WHAT IS REQUIRED: Reproduce the full listing that appears beneath this instruction exactly.

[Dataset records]
* * * * * * * * *
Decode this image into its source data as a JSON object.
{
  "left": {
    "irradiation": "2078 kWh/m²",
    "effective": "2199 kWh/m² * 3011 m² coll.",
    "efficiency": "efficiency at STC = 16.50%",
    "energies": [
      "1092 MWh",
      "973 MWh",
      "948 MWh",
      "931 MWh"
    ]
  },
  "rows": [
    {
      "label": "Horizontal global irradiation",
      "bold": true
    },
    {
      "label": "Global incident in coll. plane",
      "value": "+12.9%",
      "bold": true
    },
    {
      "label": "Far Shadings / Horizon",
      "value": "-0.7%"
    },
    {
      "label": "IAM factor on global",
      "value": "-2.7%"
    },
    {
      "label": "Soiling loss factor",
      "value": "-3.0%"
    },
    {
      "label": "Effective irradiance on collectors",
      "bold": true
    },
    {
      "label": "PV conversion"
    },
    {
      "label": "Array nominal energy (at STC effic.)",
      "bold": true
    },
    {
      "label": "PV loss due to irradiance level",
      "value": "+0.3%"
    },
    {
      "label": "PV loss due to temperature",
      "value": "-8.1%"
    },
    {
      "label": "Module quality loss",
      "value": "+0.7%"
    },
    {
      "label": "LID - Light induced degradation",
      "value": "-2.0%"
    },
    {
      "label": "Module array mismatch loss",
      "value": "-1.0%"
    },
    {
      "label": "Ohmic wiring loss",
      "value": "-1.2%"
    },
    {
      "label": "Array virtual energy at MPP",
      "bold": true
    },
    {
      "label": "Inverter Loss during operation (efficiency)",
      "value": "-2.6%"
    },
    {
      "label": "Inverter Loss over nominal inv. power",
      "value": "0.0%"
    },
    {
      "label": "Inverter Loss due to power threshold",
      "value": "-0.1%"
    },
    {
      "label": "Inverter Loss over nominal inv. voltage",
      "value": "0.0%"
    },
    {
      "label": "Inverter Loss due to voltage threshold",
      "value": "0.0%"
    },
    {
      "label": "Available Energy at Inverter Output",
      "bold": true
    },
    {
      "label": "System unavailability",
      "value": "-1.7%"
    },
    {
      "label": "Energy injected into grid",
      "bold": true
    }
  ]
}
* * * * * * * * *
ANSWER TO THIS TASK:
Decode this image into its source data as a JSON object.
{
  "left": {
    "irradiation": "2078 kWh/m²",
    "effective": "2199 kWh/m² * 3011 m² coll.",
    "efficiency": "efficiency at STC = 16.50%",
    "energies": [
      "1092 MWh",
      "973 MWh",
      "948 MWh",
      "931 MWh"
    ]
  },
  "rows": [
    {
      "label": "Horizontal global irradiation",
      "bold": true
    },
    {
      "label": "Global incident in coll. plane",
      "value": "+12.9%",
      "bold": true
    },
    {
      "label": "Far Shadings / Horizon",
      "value": "-0.7%"
    },
    {
      "label": "IAM factor on global",
      "value": "-2.7%"
    },
    {
      "label": "Soiling loss factor",
      "value": "-3.0%"
    },
    {
      "label": "Effective irradiance on collectors",
      "bold": true
    },
    {
      "label": "PV conversion"
    },
    {
      "label": "Array nominal energy (at STC effic.)",
      "bold": true
    },
    {
      "label": "PV loss due to irradiance level",
      "value": "+0.3%"
    },
    {
      "label": "PV loss due to temperature",
      "value": "-8.1%"
    },
    {
      "label": "Module quality loss",
      "value": "+0.7%"
    },
    {
      "label": "LID - Light induced degradation",
      "value": "-2.0%"
    },
    {
      "label": "Module array mismatch loss",
      "value": "-1.0%"
    },
    {
      "label": "Ohmic wiring loss",
      "value": "-1.2%"
    },
    {
      "label": "Array virtual energy at MPP",
      "bold": true
    },
    {
      "label": "Inverter Loss during operation (efficiency)",
      "value": "-2.6%"
    },
    {
      "label": "Inverter Loss over nominal inv. power",
      "value": "0.0%"
    },
    {
      "label": "Inverter Loss due to power threshold",
      "value": "-0.1%"
    },
    {
      "label": "Inverter Loss over nominal inv. voltage",
      "value": "0.0%"
    },
    {
      "label": "Inverter Loss due to voltage threshold",
      "value": "0.0%"
    },
    {
      "label": "Available Energy at Inverter Output",
      "bold": true
    },
    {
      "label": "System unavailability",
      "value": "-1.7%"
    },
    {
      "label": "Energy injected into grid",
      "bold": true
    }
  ]
}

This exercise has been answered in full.